-- start of DATA --

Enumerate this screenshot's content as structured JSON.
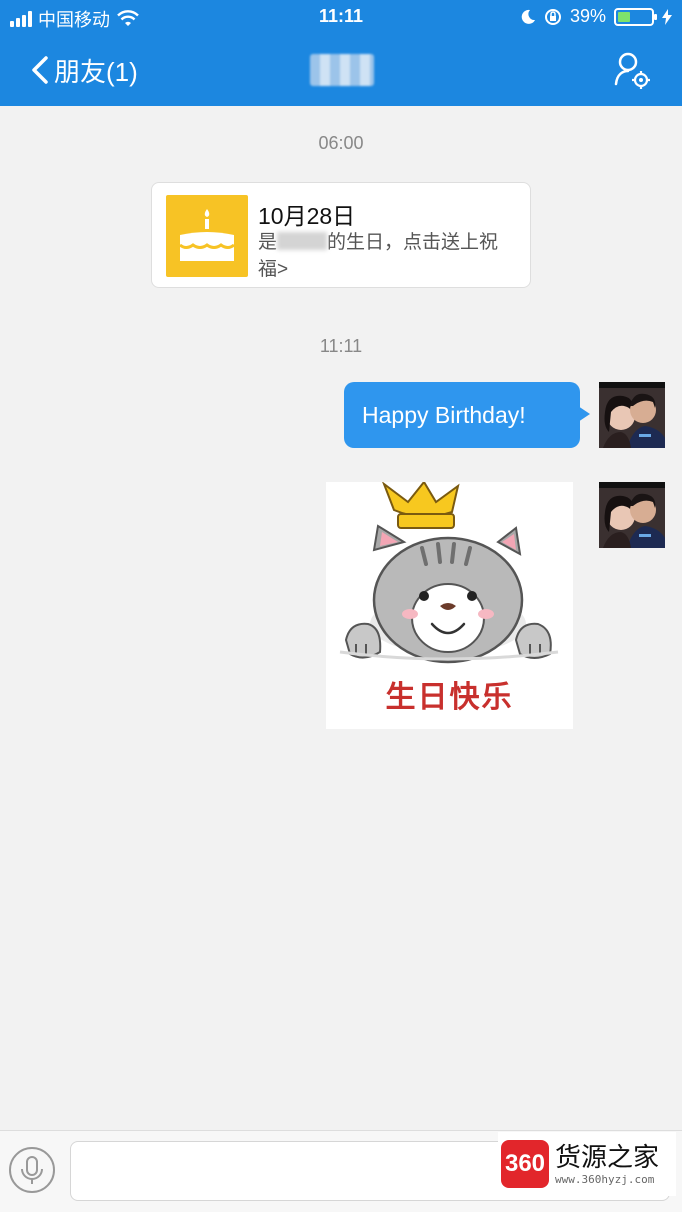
{
  "status_bar": {
    "carrier": "中国移动",
    "time": "11:11",
    "battery_percent": "39%",
    "battery_level": 0.39,
    "icons": [
      "signal-icon",
      "wifi-icon",
      "moon-icon",
      "orientation-lock-icon",
      "battery-icon",
      "charging-icon"
    ]
  },
  "nav": {
    "back_label": "朋友(1)",
    "right_icon": "profile-settings-icon",
    "accent": "#1c87e0"
  },
  "chat": {
    "timestamp_1": "06:00",
    "birthday_card": {
      "date": "10月28日",
      "desc_prefix": "是",
      "desc_suffix": "的生日，点击送上祝福>",
      "icon": "birthday-cake-icon",
      "icon_color": "#f7c325"
    },
    "timestamp_2": "11:11",
    "message_text": "Happy Birthday!",
    "bubble_color": "#2f96ee",
    "sticker": {
      "text": "生日快乐",
      "subject": "cat-with-crown"
    }
  },
  "input_bar": {
    "voice_icon": "microphone-icon",
    "text_value": ""
  },
  "watermark": {
    "badge": "360",
    "title": "货源之家",
    "url": "www.360hyzj.com"
  }
}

-- end of DATA --

### PROBLEM REQUIREMENTS
Make an exact copy of the whole listing, but don't bring over any pictures.

### THE COMPLETED TASK
Enumerate this screenshot's content as structured JSON.
{
  "status_bar": {
    "carrier": "中国移动",
    "time": "11:11",
    "battery_percent": "39%",
    "battery_level": 0.39,
    "icons": [
      "signal-icon",
      "wifi-icon",
      "moon-icon",
      "orientation-lock-icon",
      "battery-icon",
      "charging-icon"
    ]
  },
  "nav": {
    "back_label": "朋友(1)",
    "right_icon": "profile-settings-icon",
    "accent": "#1c87e0"
  },
  "chat": {
    "timestamp_1": "06:00",
    "birthday_card": {
      "date": "10月28日",
      "desc_prefix": "是",
      "desc_suffix": "的生日，点击送上祝福>",
      "icon": "birthday-cake-icon",
      "icon_color": "#f7c325"
    },
    "timestamp_2": "11:11",
    "message_text": "Happy Birthday!",
    "bubble_color": "#2f96ee",
    "sticker": {
      "text": "生日快乐",
      "subject": "cat-with-crown"
    }
  },
  "input_bar": {
    "voice_icon": "microphone-icon",
    "text_value": ""
  },
  "watermark": {
    "badge": "360",
    "title": "货源之家",
    "url": "www.360hyzj.com"
  }
}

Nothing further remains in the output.